===== Verilen metin =====

Cumhurbaşkanı Erdoğan, yeni yıl dolayısıyla yayımladığı mesajında, “2023’te milletimizin her bir ferdine ve tüm insanlığa barış, huzur, refah ve esenlik dolu bir yıl diliyorum” dedi.
Cumhurbaşkanı Recep Tayyip Erdoğan, yeni yıl dolayısıyla yayımladığı mesajında şunları kaydetti:
“Aziz milletim, hepinizi en kalbi duygularımla, muhabbetle selamlıyorum. Bugün sadece bir yılı bitirip, yeni bir yılı karşılamakla kalmıyor, aynı zamanda Cumhuriyetimizin ilk yüzyılını geride bırakıp yeni yüzyılına adım atacağımız bir döneme giriyoruz.
Millî mücadelenin 100. yıl anmalarına 2019’da Samsun’la başladık. Esasen, Cumhuriyet’in ilanına kadar geçen dört yıllık dönemdeki her 100. yıl anmasını hep beraber coşkulu bir şekilde yaşamayı ümit ediyorduk. Bunun için çok ciddi hazırlıklar da yapmıştık. Ancak, Kovid-19 salgını çerçevesinde uygulanan tedbirler, bizi bu dönemi daha sade anma törenleriyle geçirmeye mecbur bıraktı. Öyle ki, Büyük Millet Meclisi’nin açılışının 100. yılında dahi tebrik mesajlarıyla yetinmek durumunda kaldık. Hamdolsun bu sıkıntılı günleri geride bıraktık.

=====

▸ **Görev listesi**
a) Yeni yıl mesajı metnine göre aşağıdaki soruları yanıtlayın.
(i) Millî mücadelenin 100. yıl anmalarına hangi yıl ve hangi şehirde başlandı?
(ii) Anma dönemini daha sade törenlerle geçirme zorunluluğu neden doğdu?
(iii) Büyük Millet Meclisi'nin açılışının 100. yılında neyle yetinildi?
b) Yeni yıl mesajı metnindeki "Cumhurbaşkanı Erdoğan, yeni" ifadesinden "bir döneme giriyoruz." ifadesine kadar olan bölümü, iki ifade de dahil olmak üzere hiçbir değişiklik yapmadan yazın.

===== Çıkarılan veriler =====

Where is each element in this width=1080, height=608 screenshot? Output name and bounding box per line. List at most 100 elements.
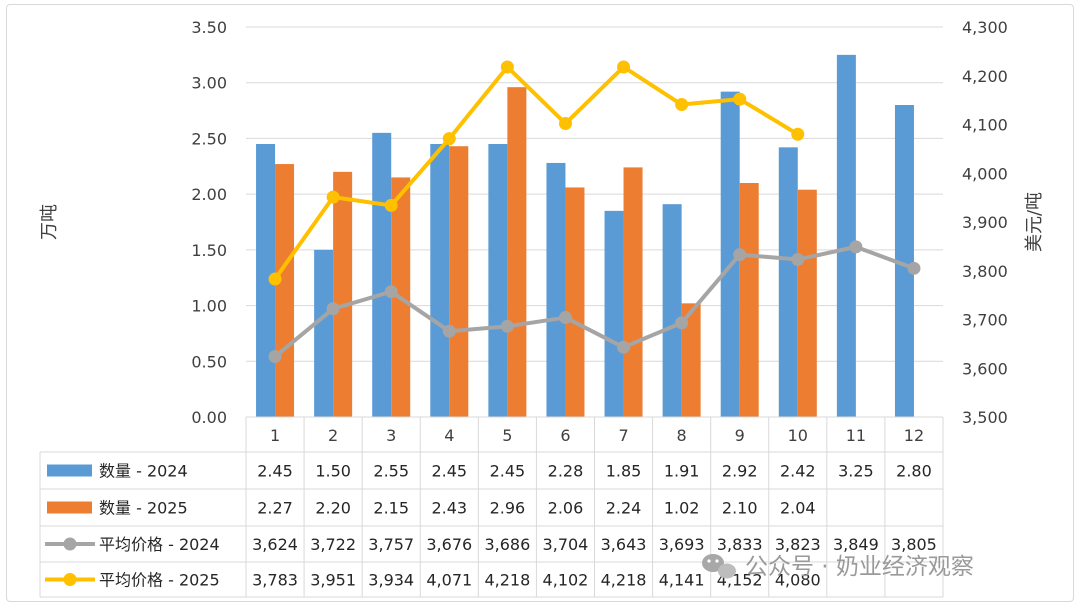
line-point bbox=[675, 98, 689, 112]
data-label: 3.25 bbox=[838, 462, 874, 481]
left-tick-label: 3.00 bbox=[191, 74, 227, 93]
line-series-price-2025 bbox=[273, 64, 799, 281]
x-tick-label: 5 bbox=[502, 426, 512, 445]
legend-key-marker bbox=[63, 537, 77, 551]
legend-label: 数量 - 2025 bbox=[99, 499, 188, 518]
bar-2025 bbox=[739, 183, 759, 417]
data-label: 2.24 bbox=[606, 499, 642, 518]
data-label: 2.45 bbox=[431, 462, 467, 481]
bar-2024 bbox=[894, 105, 914, 417]
right-tick-label: 3,500 bbox=[962, 408, 1008, 427]
bar-2024 bbox=[778, 147, 798, 418]
watermark: 公众号 · 奶业经济观察 bbox=[702, 554, 974, 580]
bar-2024 bbox=[488, 144, 508, 417]
x-tick-label: 3 bbox=[386, 426, 396, 445]
line-point bbox=[442, 324, 456, 338]
left-tick-label: 0.00 bbox=[191, 408, 227, 427]
bar-2024 bbox=[546, 162, 566, 417]
x-tick-label: 12 bbox=[904, 426, 924, 445]
data-label: 2.42 bbox=[780, 462, 816, 481]
data-label: 1.50 bbox=[315, 462, 351, 481]
right-tick-label: 4,300 bbox=[962, 18, 1008, 37]
data-label: 2.10 bbox=[722, 499, 758, 518]
right-tick-label: 3,700 bbox=[962, 311, 1008, 330]
data-label: 3,783 bbox=[252, 571, 298, 590]
left-tick-label: 2.00 bbox=[191, 185, 227, 204]
x-tick-label: 4 bbox=[444, 426, 454, 445]
line-point bbox=[791, 253, 805, 267]
legend-label: 数量 - 2024 bbox=[99, 462, 188, 481]
bar-2025 bbox=[623, 167, 643, 417]
data-label: 2.80 bbox=[896, 462, 932, 481]
legend-label: 平均价格 - 2024 bbox=[99, 535, 220, 554]
data-label: 3,722 bbox=[310, 535, 356, 554]
data-label: 2.28 bbox=[548, 462, 584, 481]
right-tick-label: 4,000 bbox=[962, 164, 1008, 183]
right-tick-label: 3,600 bbox=[962, 359, 1008, 378]
bar-2024 bbox=[662, 204, 682, 417]
bar-2024 bbox=[372, 132, 392, 417]
data-label: 3,676 bbox=[426, 535, 472, 554]
data-label: 1.02 bbox=[664, 499, 700, 518]
line-point bbox=[733, 248, 747, 262]
line-point bbox=[791, 127, 805, 141]
data-label: 3,686 bbox=[484, 535, 530, 554]
data-label: 2.45 bbox=[490, 462, 526, 481]
data-label: 2.45 bbox=[257, 462, 293, 481]
legend-key bbox=[47, 501, 92, 514]
line-point bbox=[268, 272, 282, 286]
line-point bbox=[558, 311, 572, 325]
right-axis: 3,500 3,600 3,700 3,800 3,900 4,000 4,100 4,200… bbox=[962, 18, 1008, 427]
left-tick-label: 1.00 bbox=[191, 297, 227, 316]
data-label: 4,218 bbox=[484, 571, 530, 590]
data-label: 3,951 bbox=[310, 571, 356, 590]
data-label: 2.92 bbox=[722, 462, 758, 481]
bar-2025 bbox=[681, 303, 701, 417]
data-label: 2.55 bbox=[373, 462, 409, 481]
left-axis-title: 万吨 bbox=[39, 204, 60, 240]
right-tick-label: 4,100 bbox=[962, 116, 1008, 135]
line-point bbox=[907, 261, 921, 275]
x-tick-label: 9 bbox=[735, 426, 745, 445]
data-label: 4,102 bbox=[543, 571, 589, 590]
data-label: 3,624 bbox=[252, 535, 298, 554]
watermark-text: 公众号 · 奶业经济观察 bbox=[745, 554, 974, 580]
left-tick-label: 2.50 bbox=[191, 129, 227, 148]
x-tick-label: 2 bbox=[328, 426, 338, 445]
bars bbox=[256, 54, 914, 418]
left-tick-label: 1.50 bbox=[191, 241, 227, 260]
data-label: 3,704 bbox=[543, 535, 589, 554]
data-label: 2.96 bbox=[490, 499, 526, 518]
legend-key bbox=[47, 464, 92, 477]
x-tick-label: 11 bbox=[846, 426, 866, 445]
data-label: 2.04 bbox=[780, 499, 816, 518]
data-label: 2.15 bbox=[373, 499, 409, 518]
bar-2025 bbox=[565, 187, 585, 417]
x-tick-label: 6 bbox=[560, 426, 570, 445]
line-series-price-2024 bbox=[273, 244, 915, 359]
right-tick-label: 3,900 bbox=[962, 213, 1008, 232]
line-point bbox=[500, 60, 514, 74]
data-label: 1.85 bbox=[606, 462, 642, 481]
data-label: 3,757 bbox=[368, 535, 414, 554]
data-label: 4,218 bbox=[601, 571, 647, 590]
line-point bbox=[849, 240, 863, 254]
line-point bbox=[326, 302, 340, 316]
data-label: 4,141 bbox=[659, 571, 705, 590]
line-point bbox=[500, 319, 514, 333]
bar-2025 bbox=[797, 189, 817, 417]
line-point bbox=[384, 285, 398, 299]
data-label: 3,934 bbox=[368, 571, 414, 590]
x-tick-label: 1 bbox=[270, 426, 280, 445]
bar-2025 bbox=[449, 146, 469, 417]
line-point bbox=[442, 132, 456, 146]
data-label: 2.20 bbox=[315, 499, 351, 518]
data-label: 2.43 bbox=[431, 499, 467, 518]
left-axis: 0.00 0.50 1.00 1.50 2.00 2.50 3.00 3.50 bbox=[191, 18, 227, 427]
right-tick-label: 3,800 bbox=[962, 262, 1008, 281]
left-tick-label: 0.50 bbox=[191, 352, 227, 371]
data-label: 4,080 bbox=[775, 571, 821, 590]
line-point bbox=[675, 316, 689, 330]
data-label: 1.91 bbox=[664, 462, 700, 481]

=====

▸ **Görevlere göre yanıtlar**
a)
(i) 2019'da Samsun'da başlandı.
(ii) Kovid-19 salgını çerçevesinde uygulanan tedbirler yüzünden bu zorunluluk doğdu.
(iii) Tebrik mesajlarıyla yetinildi.

b)
Cumhurbaşkanı Erdoğan, yeni yıl dolayısıyla yayımladığı mesajında, “2023’te milletimizin her bir ferdine ve tüm insanlığa barış, huzur, refah ve esenlik dolu bir yıl diliyorum” dedi.
Cumhurbaşkanı Recep Tayyip Erdoğan, yeni yıl dolayısıyla yayımladığı mesajında şunları kaydetti:
“Aziz milletim, hepinizi en kalbi duygularımla, muhabbetle selamlıyorum. Bugün sadece bir yılı bitirip, yeni bir yılı karşılamakla kalmıyor, aynı zamanda Cumhuriyetimizin ilk yüzyılını geride bırakıp yeni yüzyılına adım atacağımız bir döneme giriyoruz.